**REQUIRED WORK:** Find the string "Skús" in the data, then copy every line where it is found.

Stored records:

>> begin

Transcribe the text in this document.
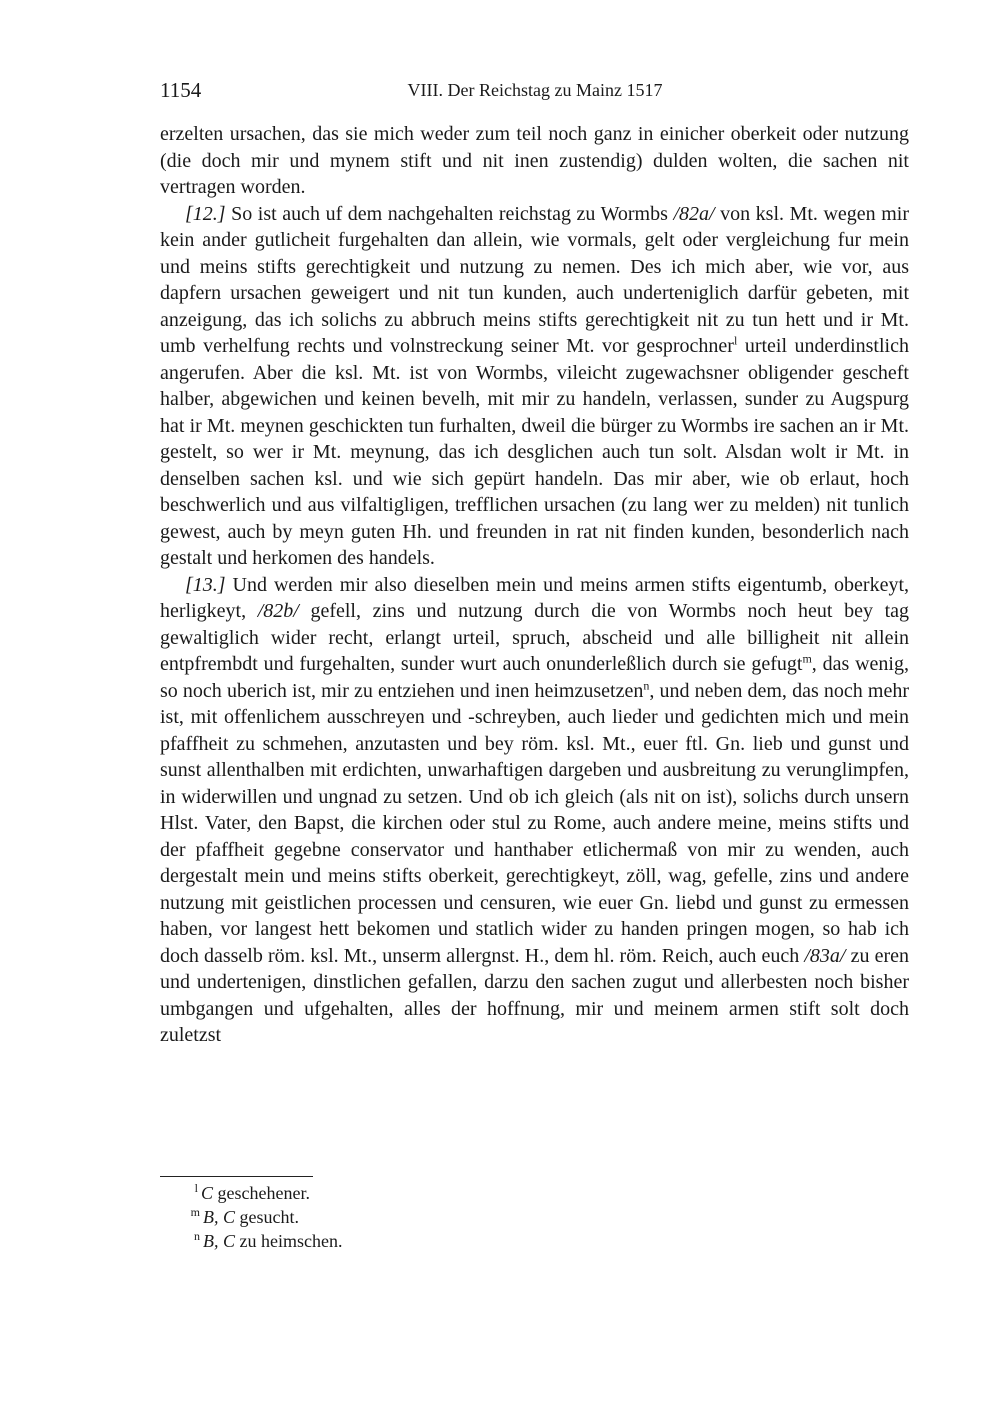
1154	VIII. Der Reichstag zu Mainz 1517

erzelten ursachen, das sie mich weder zum teil noch ganz in einicher oberkeit oder nutzung (die doch mir und mynem stift und nit inen zustendig) dulden wolten, die sachen nit vertragen worden.

[12.] So ist auch uf dem nachgehalten reichstag zu Wormbs /82a/ von ksl. Mt. wegen mir kein ander gutlicheit furgehalten dan allein, wie vormals, gelt oder vergleichung fur mein und meins stifts gerechtigkeit und nutzung zu nemen. Des ich mich aber, wie vor, aus dapfern ursachen geweigert und nit tun kunden, auch underteniglich darfür gebeten, mit anzeigung, das ich solichs zu abbruch meins stifts gerechtigkeit nit zu tun hett und ir Mt. umb verhelfung rechts und volnstreckung seiner Mt. vor gesprochner$^l$ urteil underdinstlich angerufen. Aber die ksl. Mt. ist von Wormbs, vileicht zugewachsner obligender gescheft halber, abgewichen und keinen bevelh, mit mir zu handeln, verlassen, sunder zu Augspurg hat ir Mt. meynen geschickten tun furhalten, dweil die bürger zu Wormbs ire sachen an ir Mt. gestelt, so wer ir Mt. meynung, das ich desglichen auch tun solt. Alsdan wolt ir Mt. in denselben sachen ksl. und wie sich gepürt handeln. Das mir aber, wie ob erlaut, hoch beschwerlich und aus vilfaltigligen, trefflichen ursachen (zu lang wer zu melden) nit tunlich gewest, auch by meyn guten Hh. und freunden in rat nit finden kunden, besonderlich nach gestalt und herkomen des handels.

[13.] Und werden mir also dieselben mein und meins armen stifts eigentumb, oberkeyt, herligkeyt, /82b/ gefell, zins und nutzung durch die von Wormbs noch heut bey tag gewaltiglich wider recht, erlangt urteil, spruch, abscheid und alle billigheit nit allein entpfrembdt und furgehalten, sunder wurt auch onunderleßlich durch sie gefugt$^m$, das wenig, so noch uberich ist, mir zu entziehen und inen heimzusetzen$^n$, und neben dem, das noch mehr ist, mit offenlichem ausschreyen und -schreyben, auch lieder und gedichten mich und mein pfaffheit zu schmehen, anzutasten und bey röm. ksl. Mt., euer ftl. Gn. lieb und gunst und sunst allenthalben mit erdichten, unwarhaftigen dargeben und ausbreitung zu verunglimpfen, in widerwillen und ungnad zu setzen. Und ob ich gleich (als nit on ist), solichs durch unsern Hlst. Vater, den Bapst, die kirchen oder stul zu Rome, auch andere meine, meins stifts und der pfaffheit gegebne conservator und hanthaber etlichermaß von mir zu wenden, auch dergestalt mein und meins stifts oberkeit, gerechtigkeyt, zöll, wag, gefelle, zins und andere nutzung mit geistlichen processen und censuren, wie euer Gn. liebd und gunst zu ermessen haben, vor langest hett bekomen und statlich wider zu handen pringen mogen, so hab ich doch dasselb röm. ksl. Mt., unserm allergnst. H., dem hl. röm. Reich, auch euch /83a/ zu eren und undertenigen, dinstlichen gefallen, darzu den sachen zugut und allerbesten noch bisher umbgangen und ufgehalten, alles der hoffnung, mir und meinem armen stift solt doch zuletzst

l C geschehener.
m B, C gesucht.
n B, C zu heimschen.
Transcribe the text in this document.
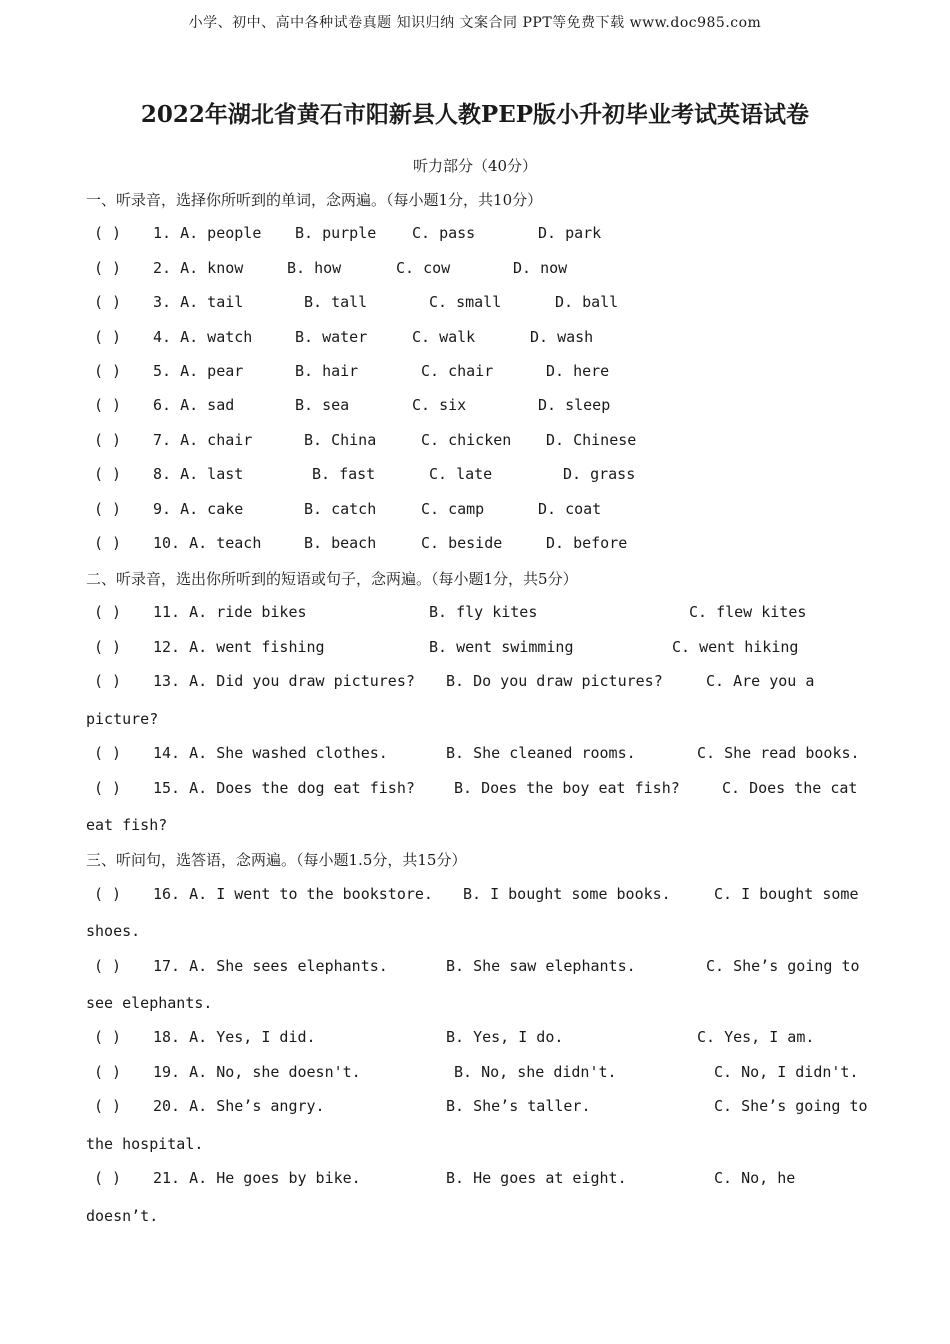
小学、初中、高中各种试卷真题 知识归纳 文案合同 PPT等免费下载 www.doc985.com
2022年湖北省黄石市阳新县人教PEP版小升初毕业考试英语试卷
听力部分（40分）
一、听录音，选择你所听到的单词，念两遍。（每小题1分，共10分）
( ) 1. A. people B. purple C. pass	D. park
( ) 2. A. know	B. how	C. cow	D. now
( ) 3. A. tail	B. tall	C. small	D. ball
( ) 4. A. watch	B. water	C. walk	D. wash
( ) 5. A. pear	B. hair	C. chair	D. here
( ) 6. A. sad	B. sea	C. six	D. sleep
( ) 7. A. chair	B. China	C. chicken D. Chinese
( ) 8. A. last	B. fast	C. late	D. grass
( ) 9. A. cake	B. catch	C. camp	D. coat
( ) 10. A. teach	B. beach	C. beside	D. before
二、听录音，选出你所听到的短语或句子，念两遍。（每小题1分，共5分）
( ) 11. A. ride bikes	B. fly kites	C. flew kites
( ) 12. A. went fishing	B. went swimming	C. went hiking
( ) 13. A. Did you draw pictures? B. Do you draw pictures?	C. Are you a
picture?
( ) 14. A. She washed clothes.	B. She cleaned rooms.	C. She read books.
( ) 15. A. Does the dog eat fish?	B. Does the boy eat fish?	C. Does the cat
eat fish?
三、听问句，选答语，念两遍。（每小题1.5分，共15分）
( ) 16. A. I went to the bookstore. B. I bought some books.	C. I bought some
shoes.
( ) 17. A. She sees elephants.	B. She saw elephants.	C. She’s going to
see elephants.
( ) 18. A. Yes, I did.	B. Yes, I do.	C. Yes, I am.
( ) 19. A. No, she doesn't.	B. No, she didn't.	C. No, I didn't.
( ) 20. A. She’s angry.	B. She’s taller.	C. She’s going to
the hospital.
( ) 21. A. He goes by bike.	B. He goes at eight.	C. No, he
doesn’t.
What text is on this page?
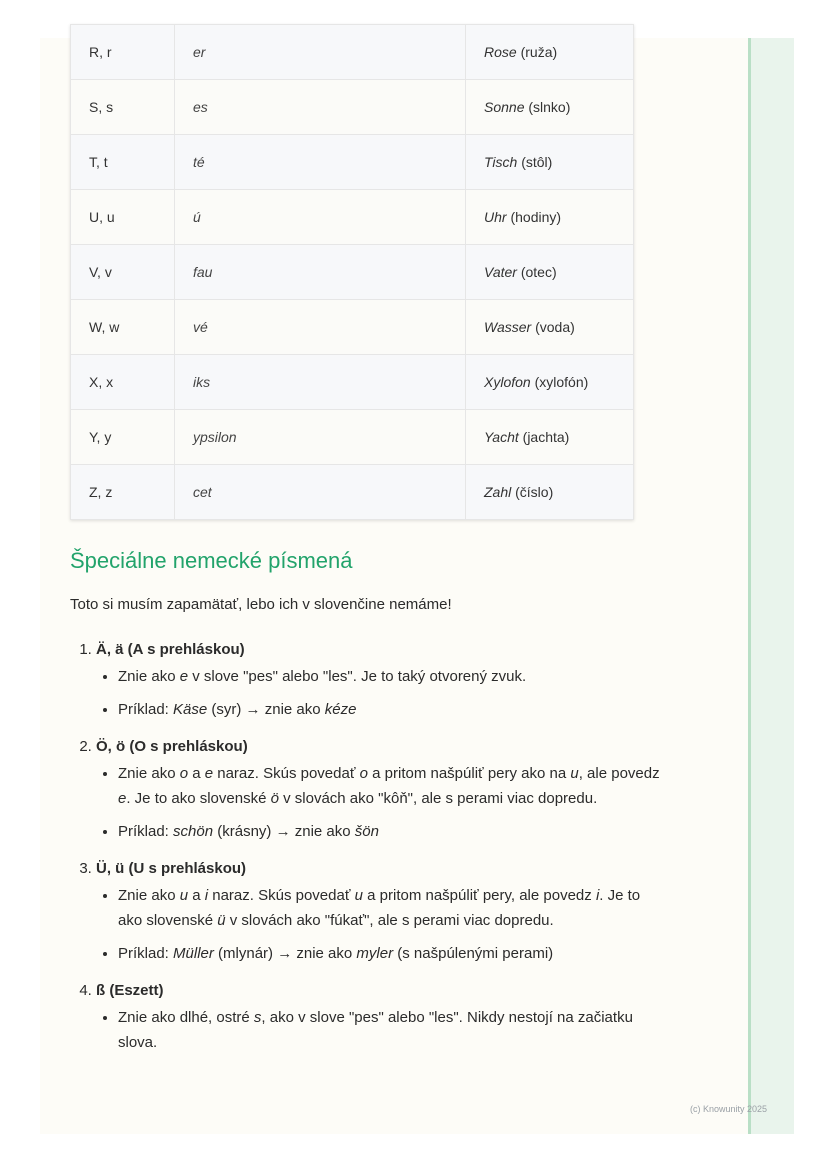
R, r	er	Rose (ruža)
S, s	es	Sonne (slnko)
T, t	té	Tisch (stôl)
U, u	ú	Uhr (hodiny)
V, v	fau	Vater (otec)
W, w	vé	Wasser (voda)
X, x	iks	Xylofon (xylofón)
Y, y	ypsilon	Yacht (jachta)
Z, z	cet	Zahl (číslo)
Špeciálne nemecké písmená

Toto si musím zapamätať, lebo ich v slovenčine nemáme!

1. Ä, ä (A s prehláskou)
• Znie ako e v slove "pes" alebo "les". Je to taký otvorený zvuk.
• Príklad: Käse (syr) → znie ako kéze
2. Ö, ö (O s prehláskou)
• Znie ako o a e naraz. Skús povedať o a pritom našpúliť pery ako na u, ale povedz e. Je to ako slovenské ö v slovách ako "kôň", ale s perami viac dopredu.
• Príklad: schön (krásny) → znie ako šön
3. Ü, ü (U s prehláskou)
• Znie ako u a i naraz. Skús povedať u a pritom našpúliť pery, ale povedz i. Je to ako slovenské ü v slovách ako "fúkať", ale s perami viac dopredu.
• Príklad: Müller (mlynár) → znie ako myler (s našpúlenými perami)
4. ß (Eszett)
• Znie ako dlhé, ostré s, ako v slove "pes" alebo "les". Nikdy nestojí na začiatku slova.
(c) Knowunity 2025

>> end

**THE OUTPUT:**
• Znie ako o a e naraz. Skús povedať o a pritom našpúliť pery ako na u, ale povedz e. Je to ako slovenské ö v slovách ako "kôň", ale s perami viac dopredu.
• Znie ako u a i naraz. Skús povedať u a pritom našpúliť pery, ale povedz i. Je to ako slovenské ü v slovách ako "fúkať", ale s perami viac dopredu.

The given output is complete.